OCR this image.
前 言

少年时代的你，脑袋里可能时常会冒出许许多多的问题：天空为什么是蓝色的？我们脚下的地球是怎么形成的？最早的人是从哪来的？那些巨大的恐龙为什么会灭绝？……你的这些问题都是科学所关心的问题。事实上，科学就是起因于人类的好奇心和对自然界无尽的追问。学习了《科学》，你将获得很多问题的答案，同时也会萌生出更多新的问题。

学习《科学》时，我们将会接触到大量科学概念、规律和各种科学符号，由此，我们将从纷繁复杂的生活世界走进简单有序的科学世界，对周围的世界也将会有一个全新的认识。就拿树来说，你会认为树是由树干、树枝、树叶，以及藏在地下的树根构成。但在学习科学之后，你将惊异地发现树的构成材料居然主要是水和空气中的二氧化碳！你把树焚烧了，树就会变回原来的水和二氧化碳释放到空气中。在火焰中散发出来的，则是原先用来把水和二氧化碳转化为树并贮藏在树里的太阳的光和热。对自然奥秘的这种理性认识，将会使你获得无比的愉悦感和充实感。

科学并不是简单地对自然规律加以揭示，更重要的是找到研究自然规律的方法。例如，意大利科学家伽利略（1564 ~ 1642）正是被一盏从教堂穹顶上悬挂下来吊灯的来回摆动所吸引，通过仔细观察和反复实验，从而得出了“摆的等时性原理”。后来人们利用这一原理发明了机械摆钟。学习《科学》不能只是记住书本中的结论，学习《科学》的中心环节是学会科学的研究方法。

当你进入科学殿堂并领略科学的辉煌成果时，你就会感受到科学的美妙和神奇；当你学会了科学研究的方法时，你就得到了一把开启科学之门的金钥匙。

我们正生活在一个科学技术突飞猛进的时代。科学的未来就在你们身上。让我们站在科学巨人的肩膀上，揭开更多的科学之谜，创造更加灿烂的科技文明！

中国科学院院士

───

EXERCISE AIM ::
Write the listing out again, exactly as it reads.

ANSWER TO THIS EXERCISE ::
OCR this image.
前 言

少年时代的你，脑袋里可能时常会冒出许许多多的问题：天空为什么是蓝色的？我们脚下的地球是怎么形成的？最早的人是从哪来的？那些巨大的恐龙为什么会灭绝？……你的这些问题都是科学所关心的问题。事实上，科学就是起因于人类的好奇心和对自然界无尽的追问。学习了《科学》，你将获得很多问题的答案，同时也会萌生出更多新的问题。

学习《科学》时，我们将会接触到大量科学概念、规律和各种科学符号，由此，我们将从纷繁复杂的生活世界走进简单有序的科学世界，对周围的世界也将会有一个全新的认识。就拿树来说，你会认为树是由树干、树枝、树叶，以及藏在地下的树根构成。但在学习科学之后，你将惊异地发现树的构成材料居然主要是水和空气中的二氧化碳！你把树焚烧了，树就会变回原来的水和二氧化碳释放到空气中。在火焰中散发出来的，则是原先用来把水和二氧化碳转化为树并贮藏在树里的太阳的光和热。对自然奥秘的这种理性认识，将会使你获得无比的愉悦感和充实感。

科学并不是简单地对自然规律加以揭示，更重要的是找到研究自然规律的方法。例如，意大利科学家伽利略（1564 ~ 1642）正是被一盏从教堂穹顶上悬挂下来吊灯的来回摆动所吸引，通过仔细观察和反复实验，从而得出了“摆的等时性原理”。后来人们利用这一原理发明了机械摆钟。学习《科学》不能只是记住书本中的结论，学习《科学》的中心环节是学会科学的研究方法。

当你进入科学殿堂并领略科学的辉煌成果时，你就会感受到科学的美妙和神奇；当你学会了科学研究的方法时，你就得到了一把开启科学之门的金钥匙。

我们正生活在一个科学技术突飞猛进的时代。科学的未来就在你们身上。让我们站在科学巨人的肩膀上，揭开更多的科学之谜，创造更加灿烂的科技文明！

中国科学院院士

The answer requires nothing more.